• **Exercise aim**:
Transcribe the records below exactly, leaving out any pictures.

+++ Data shown

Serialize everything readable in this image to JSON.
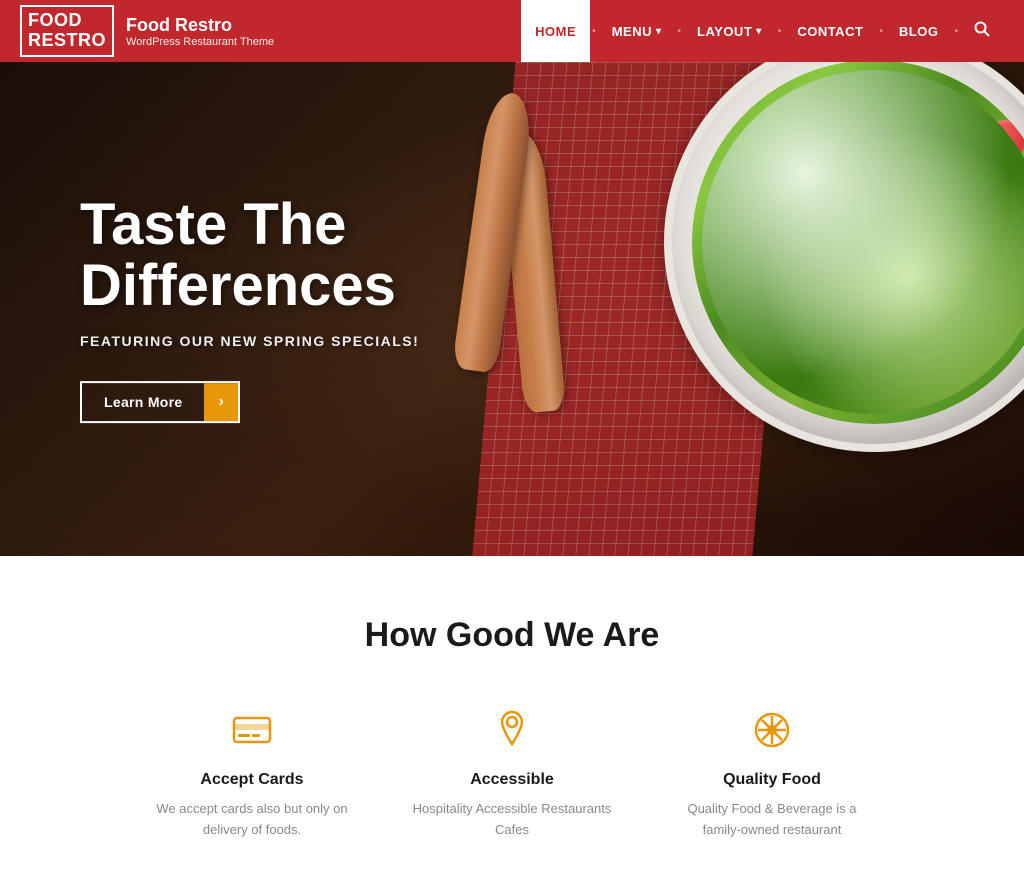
{
  "header": {
    "logo_line1": "Food",
    "logo_line2": "Restro",
    "site_name": "Food Restro",
    "tagline": "WordPress Restaurant Theme",
    "nav_items": [
      {
        "label": "HOME",
        "active": true,
        "has_dropdown": false
      },
      {
        "label": "MENU",
        "active": false,
        "has_dropdown": true
      },
      {
        "label": "LAYOUT",
        "active": false,
        "has_dropdown": true
      },
      {
        "label": "CONTACT",
        "active": false,
        "has_dropdown": false
      },
      {
        "label": "BLOG",
        "active": false,
        "has_dropdown": false
      }
    ]
  },
  "hero": {
    "title_line1": "Taste The",
    "title_line2": "Differences",
    "subtitle": "FEATURING OUR NEW SPRING SPECIALS!",
    "btn_label": "Learn More",
    "btn_arrow": "›"
  },
  "features": {
    "section_title": "How Good We Are",
    "items": [
      {
        "icon": "card",
        "name": "Accept Cards",
        "desc": "We accept cards also but only on delivery of foods."
      },
      {
        "icon": "pin",
        "name": "Accessible",
        "desc": "Hospitality Accessible Restaurants Cafes"
      },
      {
        "icon": "snowflake",
        "name": "Quality Food",
        "desc": "Quality Food & Beverage is a family-owned restaurant"
      }
    ]
  }
}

++++++

• **Solution**:
Serialize everything readable in this image to JSON.
{
  "header": {
    "logo_line1": "Food",
    "logo_line2": "Restro",
    "site_name": "Food Restro",
    "tagline": "WordPress Restaurant Theme",
    "nav_items": [
      {
        "label": "HOME",
        "active": true,
        "has_dropdown": false
      },
      {
        "label": "MENU",
        "active": false,
        "has_dropdown": true
      },
      {
        "label": "LAYOUT",
        "active": false,
        "has_dropdown": true
      },
      {
        "label": "CONTACT",
        "active": false,
        "has_dropdown": false
      },
      {
        "label": "BLOG",
        "active": false,
        "has_dropdown": false
      }
    ]
  },
  "hero": {
    "title_line1": "Taste The",
    "title_line2": "Differences",
    "subtitle": "FEATURING OUR NEW SPRING SPECIALS!",
    "btn_label": "Learn More",
    "btn_arrow": "›"
  },
  "features": {
    "section_title": "How Good We Are",
    "items": [
      {
        "icon": "card",
        "name": "Accept Cards",
        "desc": "We accept cards also but only on delivery of foods."
      },
      {
        "icon": "pin",
        "name": "Accessible",
        "desc": "Hospitality Accessible Restaurants Cafes"
      },
      {
        "icon": "snowflake",
        "name": "Quality Food",
        "desc": "Quality Food & Beverage is a family-owned restaurant"
      }
    ]
  }
}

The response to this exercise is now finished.